What this task involves => Your task is to copy each line that has the word "JSON".

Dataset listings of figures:

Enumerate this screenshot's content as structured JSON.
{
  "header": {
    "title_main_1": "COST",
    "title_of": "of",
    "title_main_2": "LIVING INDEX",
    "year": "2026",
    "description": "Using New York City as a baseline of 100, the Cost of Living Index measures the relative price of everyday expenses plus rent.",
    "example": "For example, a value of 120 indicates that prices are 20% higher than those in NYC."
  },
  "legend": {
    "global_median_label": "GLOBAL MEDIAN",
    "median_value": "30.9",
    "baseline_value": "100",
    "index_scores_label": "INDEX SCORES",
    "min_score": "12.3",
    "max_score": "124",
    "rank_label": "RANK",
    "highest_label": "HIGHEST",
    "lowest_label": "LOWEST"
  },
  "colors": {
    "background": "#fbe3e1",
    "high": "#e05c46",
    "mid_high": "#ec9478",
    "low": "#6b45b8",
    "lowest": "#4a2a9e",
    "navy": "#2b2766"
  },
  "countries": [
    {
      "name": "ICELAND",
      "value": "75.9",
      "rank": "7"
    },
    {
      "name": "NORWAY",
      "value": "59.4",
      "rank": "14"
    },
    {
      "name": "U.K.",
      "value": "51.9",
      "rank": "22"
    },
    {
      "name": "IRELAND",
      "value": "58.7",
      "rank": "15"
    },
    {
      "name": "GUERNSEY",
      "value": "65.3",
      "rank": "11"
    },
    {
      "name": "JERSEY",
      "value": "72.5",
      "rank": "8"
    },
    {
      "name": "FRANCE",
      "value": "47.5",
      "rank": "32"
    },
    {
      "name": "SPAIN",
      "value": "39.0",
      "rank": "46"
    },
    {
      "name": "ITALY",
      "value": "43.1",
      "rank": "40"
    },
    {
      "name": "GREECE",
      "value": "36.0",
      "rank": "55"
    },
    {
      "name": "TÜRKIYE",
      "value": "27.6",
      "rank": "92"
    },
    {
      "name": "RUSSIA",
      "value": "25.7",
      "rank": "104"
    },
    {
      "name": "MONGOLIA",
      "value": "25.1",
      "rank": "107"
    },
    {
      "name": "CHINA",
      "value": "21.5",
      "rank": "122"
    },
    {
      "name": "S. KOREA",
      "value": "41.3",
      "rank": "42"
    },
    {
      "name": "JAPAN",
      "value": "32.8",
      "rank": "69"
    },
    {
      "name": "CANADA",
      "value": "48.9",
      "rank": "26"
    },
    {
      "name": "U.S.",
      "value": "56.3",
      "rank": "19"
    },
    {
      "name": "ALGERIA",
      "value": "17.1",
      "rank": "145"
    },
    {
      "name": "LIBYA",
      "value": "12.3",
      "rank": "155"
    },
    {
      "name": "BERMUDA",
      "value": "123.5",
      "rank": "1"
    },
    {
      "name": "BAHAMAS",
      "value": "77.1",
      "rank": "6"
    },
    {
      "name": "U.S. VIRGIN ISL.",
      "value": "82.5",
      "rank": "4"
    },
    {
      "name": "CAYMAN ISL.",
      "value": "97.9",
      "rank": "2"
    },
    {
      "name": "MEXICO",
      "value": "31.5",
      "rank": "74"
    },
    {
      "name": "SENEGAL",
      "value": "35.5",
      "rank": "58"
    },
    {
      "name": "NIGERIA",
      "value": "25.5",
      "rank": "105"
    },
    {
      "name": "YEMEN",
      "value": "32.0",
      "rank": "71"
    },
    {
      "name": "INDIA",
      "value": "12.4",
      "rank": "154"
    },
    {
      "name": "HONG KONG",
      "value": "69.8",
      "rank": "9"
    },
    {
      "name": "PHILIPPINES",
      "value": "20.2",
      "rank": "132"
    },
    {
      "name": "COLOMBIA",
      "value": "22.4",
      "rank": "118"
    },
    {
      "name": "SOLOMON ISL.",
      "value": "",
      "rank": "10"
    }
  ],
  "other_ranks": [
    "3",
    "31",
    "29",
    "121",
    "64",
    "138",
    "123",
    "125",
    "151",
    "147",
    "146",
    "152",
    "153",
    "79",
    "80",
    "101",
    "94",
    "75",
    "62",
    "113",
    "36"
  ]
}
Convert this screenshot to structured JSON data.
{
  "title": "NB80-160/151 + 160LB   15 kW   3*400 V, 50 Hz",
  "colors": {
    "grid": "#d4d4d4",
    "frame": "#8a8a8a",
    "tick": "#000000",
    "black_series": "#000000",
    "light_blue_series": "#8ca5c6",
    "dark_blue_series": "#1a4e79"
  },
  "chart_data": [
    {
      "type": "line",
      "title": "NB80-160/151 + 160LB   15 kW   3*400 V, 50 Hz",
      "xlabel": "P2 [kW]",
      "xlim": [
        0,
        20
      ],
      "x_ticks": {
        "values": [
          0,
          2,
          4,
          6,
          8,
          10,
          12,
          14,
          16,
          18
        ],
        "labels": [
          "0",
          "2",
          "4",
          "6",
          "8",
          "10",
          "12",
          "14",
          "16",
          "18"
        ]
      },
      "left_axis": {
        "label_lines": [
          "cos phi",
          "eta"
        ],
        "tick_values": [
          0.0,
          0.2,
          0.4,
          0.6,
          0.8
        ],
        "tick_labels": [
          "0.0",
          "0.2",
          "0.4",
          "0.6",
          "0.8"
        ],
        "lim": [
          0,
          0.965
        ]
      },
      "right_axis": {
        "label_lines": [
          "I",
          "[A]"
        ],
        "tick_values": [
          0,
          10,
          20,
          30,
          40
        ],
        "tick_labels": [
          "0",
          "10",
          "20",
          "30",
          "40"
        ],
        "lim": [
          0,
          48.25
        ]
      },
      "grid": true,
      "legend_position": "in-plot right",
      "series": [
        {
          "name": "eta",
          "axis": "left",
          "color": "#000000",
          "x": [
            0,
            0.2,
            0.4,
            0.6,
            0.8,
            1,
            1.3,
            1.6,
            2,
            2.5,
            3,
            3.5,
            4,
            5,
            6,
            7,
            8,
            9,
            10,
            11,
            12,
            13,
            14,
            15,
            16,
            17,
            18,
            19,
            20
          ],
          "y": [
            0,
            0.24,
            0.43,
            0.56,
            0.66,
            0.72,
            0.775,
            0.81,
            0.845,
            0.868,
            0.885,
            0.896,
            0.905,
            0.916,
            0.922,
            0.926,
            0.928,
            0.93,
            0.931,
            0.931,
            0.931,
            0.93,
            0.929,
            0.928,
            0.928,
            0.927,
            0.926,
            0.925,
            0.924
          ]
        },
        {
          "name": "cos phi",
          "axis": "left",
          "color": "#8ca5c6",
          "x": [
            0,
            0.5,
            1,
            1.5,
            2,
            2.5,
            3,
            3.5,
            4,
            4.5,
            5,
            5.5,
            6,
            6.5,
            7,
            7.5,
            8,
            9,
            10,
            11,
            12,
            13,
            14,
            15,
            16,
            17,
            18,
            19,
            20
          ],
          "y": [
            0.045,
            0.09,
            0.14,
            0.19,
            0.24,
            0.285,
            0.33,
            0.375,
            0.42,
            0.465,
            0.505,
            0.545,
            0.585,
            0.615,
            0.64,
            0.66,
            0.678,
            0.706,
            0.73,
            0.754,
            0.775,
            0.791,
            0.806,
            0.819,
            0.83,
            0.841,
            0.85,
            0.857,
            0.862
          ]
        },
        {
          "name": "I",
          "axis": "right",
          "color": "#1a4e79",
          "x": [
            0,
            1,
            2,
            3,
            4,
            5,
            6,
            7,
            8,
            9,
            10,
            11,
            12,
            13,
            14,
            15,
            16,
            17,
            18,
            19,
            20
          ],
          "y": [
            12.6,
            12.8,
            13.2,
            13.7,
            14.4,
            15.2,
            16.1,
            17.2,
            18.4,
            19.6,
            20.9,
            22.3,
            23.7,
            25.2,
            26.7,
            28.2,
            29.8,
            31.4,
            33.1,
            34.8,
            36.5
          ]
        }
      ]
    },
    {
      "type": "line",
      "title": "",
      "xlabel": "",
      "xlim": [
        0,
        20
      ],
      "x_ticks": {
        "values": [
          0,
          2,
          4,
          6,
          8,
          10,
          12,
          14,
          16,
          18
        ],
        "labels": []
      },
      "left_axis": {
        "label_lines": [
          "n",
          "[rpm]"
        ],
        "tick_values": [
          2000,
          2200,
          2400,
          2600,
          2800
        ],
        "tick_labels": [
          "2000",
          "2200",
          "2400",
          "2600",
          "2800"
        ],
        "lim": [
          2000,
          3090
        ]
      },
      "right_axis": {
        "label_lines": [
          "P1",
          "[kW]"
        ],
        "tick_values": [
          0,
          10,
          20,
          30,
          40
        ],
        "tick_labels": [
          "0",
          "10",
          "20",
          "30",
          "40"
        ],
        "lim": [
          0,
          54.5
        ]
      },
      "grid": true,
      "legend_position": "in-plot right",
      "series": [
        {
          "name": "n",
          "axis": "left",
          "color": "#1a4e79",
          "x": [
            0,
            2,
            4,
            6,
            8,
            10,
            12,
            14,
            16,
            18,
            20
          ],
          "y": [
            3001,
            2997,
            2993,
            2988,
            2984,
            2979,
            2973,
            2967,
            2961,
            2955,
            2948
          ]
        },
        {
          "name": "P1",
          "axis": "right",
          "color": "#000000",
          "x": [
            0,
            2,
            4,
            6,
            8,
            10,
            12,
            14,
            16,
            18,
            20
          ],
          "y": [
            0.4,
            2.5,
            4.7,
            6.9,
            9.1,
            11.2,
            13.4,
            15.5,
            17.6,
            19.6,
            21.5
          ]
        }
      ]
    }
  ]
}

Completed task =>
Enumerate this screenshot's content as structured JSON.
Convert this screenshot to structured JSON data.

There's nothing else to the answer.